>> begin

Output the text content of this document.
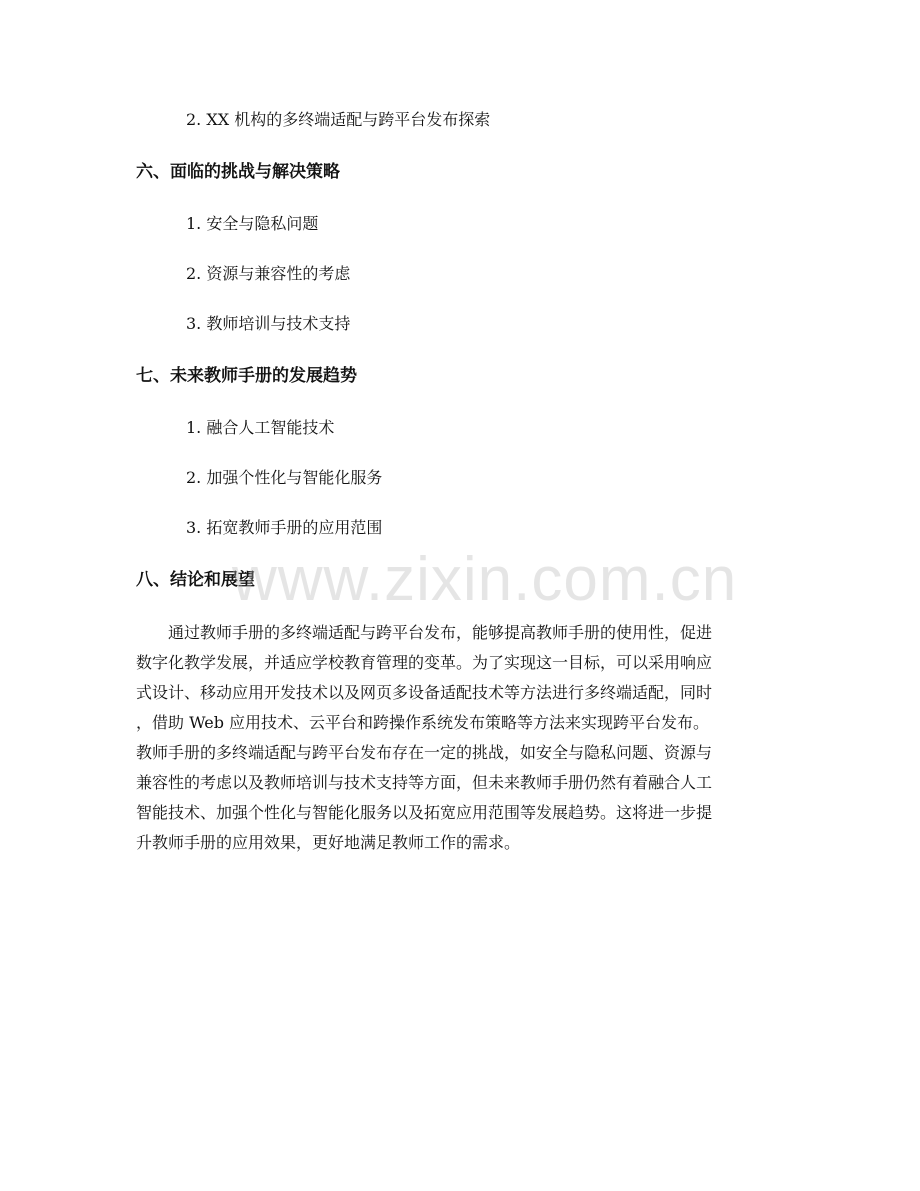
2. XX 机构的多终端适配与跨平台发布探索
六、面临的挑战与解决策略
1. 安全与隐私问题
2. 资源与兼容性的考虑
3. 教师培训与技术支持
七、未来教师手册的发展趋势
1. 融合人工智能技术
2. 加强个性化与智能化服务
3. 拓宽教师手册的应用范围
八、结论和展望
　　通过教师手册的多终端适配与跨平台发布，能够提高教师手册的使用性，促进
数字化教学发展，并适应学校教育管理的变革。为了实现这一目标，可以采用响应
式设计、移动应用开发技术以及网页多设备适配技术等方法进行多终端适配，同时
，借助 Web 应用技术、云平台和跨操作系统发布策略等方法来实现跨平台发布。
教师手册的多终端适配与跨平台发布存在一定的挑战，如安全与隐私问题、资源与
兼容性的考虑以及教师培训与技术支持等方面，但未来教师手册仍然有着融合人工
智能技术、加强个性化与智能化服务以及拓宽应用范围等发展趋势。这将进一步提
升教师手册的应用效果，更好地满足教师工作的需求。
www.zixin.com.cn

>> end

Exercise objective
Repeat the material exactly as it reads, without any of its pictures.

Solution to the exercise
Output the text content of this document.
2. XX 机构的多终端适配与跨平台发布探索
六、面临的挑战与解决策略
1. 安全与隐私问题
2. 资源与兼容性的考虑
3. 教师培训与技术支持
七、未来教师手册的发展趋势
1. 融合人工智能技术
2. 加强个性化与智能化服务
3. 拓宽教师手册的应用范围
八、结论和展望
　　通过教师手册的多终端适配与跨平台发布，能够提高教师手册的使用性，促进
数字化教学发展，并适应学校教育管理的变革。为了实现这一目标，可以采用响应
式设计、移动应用开发技术以及网页多设备适配技术等方法进行多终端适配，同时
，借助 Web 应用技术、云平台和跨操作系统发布策略等方法来实现跨平台发布。
教师手册的多终端适配与跨平台发布存在一定的挑战，如安全与隐私问题、资源与
兼容性的考虑以及教师培训与技术支持等方面，但未来教师手册仍然有着融合人工
智能技术、加强个性化与智能化服务以及拓宽应用范围等发展趋势。这将进一步提
升教师手册的应用效果，更好地满足教师工作的需求。
www.zixin.com.cn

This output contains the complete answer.